**TASK STATEMENT**
Copy every line from the first one down through the line that contains "498, 1121, 505]", including both, reproducing each without any change.

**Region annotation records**
*-*-*
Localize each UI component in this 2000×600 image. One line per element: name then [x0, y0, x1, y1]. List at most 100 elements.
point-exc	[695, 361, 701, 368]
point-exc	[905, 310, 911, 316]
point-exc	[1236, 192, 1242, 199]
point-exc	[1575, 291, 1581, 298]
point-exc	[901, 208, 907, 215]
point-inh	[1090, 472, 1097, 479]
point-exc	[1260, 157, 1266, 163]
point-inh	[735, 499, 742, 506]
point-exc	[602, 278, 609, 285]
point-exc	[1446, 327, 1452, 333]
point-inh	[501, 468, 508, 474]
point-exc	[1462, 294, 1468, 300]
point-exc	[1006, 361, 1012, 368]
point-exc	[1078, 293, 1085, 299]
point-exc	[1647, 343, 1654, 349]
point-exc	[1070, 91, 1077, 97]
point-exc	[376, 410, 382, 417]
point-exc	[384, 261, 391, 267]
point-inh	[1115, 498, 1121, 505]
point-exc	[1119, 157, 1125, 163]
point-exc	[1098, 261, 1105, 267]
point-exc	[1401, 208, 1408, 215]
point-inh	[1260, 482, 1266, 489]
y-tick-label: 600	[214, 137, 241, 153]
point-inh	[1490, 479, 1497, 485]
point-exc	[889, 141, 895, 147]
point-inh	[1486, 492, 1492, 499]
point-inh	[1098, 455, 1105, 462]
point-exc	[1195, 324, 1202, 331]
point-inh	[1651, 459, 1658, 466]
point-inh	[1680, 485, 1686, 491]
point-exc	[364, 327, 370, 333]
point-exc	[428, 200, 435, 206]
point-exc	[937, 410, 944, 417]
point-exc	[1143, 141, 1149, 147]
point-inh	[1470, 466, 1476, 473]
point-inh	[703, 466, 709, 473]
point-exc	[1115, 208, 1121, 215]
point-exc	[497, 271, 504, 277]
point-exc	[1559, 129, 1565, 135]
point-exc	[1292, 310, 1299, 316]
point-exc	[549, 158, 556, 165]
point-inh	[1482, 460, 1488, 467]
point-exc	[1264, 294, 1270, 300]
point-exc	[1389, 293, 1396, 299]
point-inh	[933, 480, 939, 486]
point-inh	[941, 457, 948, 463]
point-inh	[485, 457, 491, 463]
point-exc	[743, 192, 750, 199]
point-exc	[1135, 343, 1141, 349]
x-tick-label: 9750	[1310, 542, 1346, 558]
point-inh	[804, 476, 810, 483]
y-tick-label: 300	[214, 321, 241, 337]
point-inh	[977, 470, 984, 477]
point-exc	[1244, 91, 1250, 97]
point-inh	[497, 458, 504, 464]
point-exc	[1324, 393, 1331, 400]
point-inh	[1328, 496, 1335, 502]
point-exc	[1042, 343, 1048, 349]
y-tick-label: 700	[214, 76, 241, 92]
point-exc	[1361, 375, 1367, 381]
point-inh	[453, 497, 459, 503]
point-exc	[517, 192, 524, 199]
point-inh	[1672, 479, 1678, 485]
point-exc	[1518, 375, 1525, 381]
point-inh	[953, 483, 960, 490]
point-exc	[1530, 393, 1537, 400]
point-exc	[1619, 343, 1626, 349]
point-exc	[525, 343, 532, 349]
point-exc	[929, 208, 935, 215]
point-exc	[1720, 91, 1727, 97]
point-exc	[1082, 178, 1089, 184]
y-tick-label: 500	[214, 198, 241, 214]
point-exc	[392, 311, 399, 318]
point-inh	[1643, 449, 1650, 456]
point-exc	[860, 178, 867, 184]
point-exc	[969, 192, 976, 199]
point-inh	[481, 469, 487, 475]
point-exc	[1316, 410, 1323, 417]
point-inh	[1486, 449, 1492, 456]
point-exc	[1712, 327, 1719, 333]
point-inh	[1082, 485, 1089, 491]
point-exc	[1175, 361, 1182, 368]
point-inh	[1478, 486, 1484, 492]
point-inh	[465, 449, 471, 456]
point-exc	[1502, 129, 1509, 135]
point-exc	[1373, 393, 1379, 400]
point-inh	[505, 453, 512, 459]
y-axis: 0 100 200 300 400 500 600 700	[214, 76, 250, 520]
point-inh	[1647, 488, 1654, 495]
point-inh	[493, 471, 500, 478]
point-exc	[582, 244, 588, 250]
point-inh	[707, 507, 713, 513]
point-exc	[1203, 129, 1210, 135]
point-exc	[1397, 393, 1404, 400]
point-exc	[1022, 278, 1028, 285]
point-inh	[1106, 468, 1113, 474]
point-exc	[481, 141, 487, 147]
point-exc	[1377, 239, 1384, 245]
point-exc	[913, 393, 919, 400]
*-*-*
**RESPONSE**
Localize each UI component in this 2000×600 image. One line per element: name then [x0, y0, x1, y1]. List at most 100 elements.
point-exc	[695, 361, 701, 368]
point-exc	[905, 310, 911, 316]
point-exc	[1236, 192, 1242, 199]
point-exc	[1575, 291, 1581, 298]
point-exc	[901, 208, 907, 215]
point-inh	[1090, 472, 1097, 479]
point-exc	[1260, 157, 1266, 163]
point-inh	[735, 499, 742, 506]
point-exc	[602, 278, 609, 285]
point-exc	[1446, 327, 1452, 333]
point-inh	[501, 468, 508, 474]
point-exc	[1462, 294, 1468, 300]
point-exc	[1006, 361, 1012, 368]
point-exc	[1078, 293, 1085, 299]
point-exc	[1647, 343, 1654, 349]
point-exc	[1070, 91, 1077, 97]
point-exc	[376, 410, 382, 417]
point-exc	[384, 261, 391, 267]
point-inh	[1115, 498, 1121, 505]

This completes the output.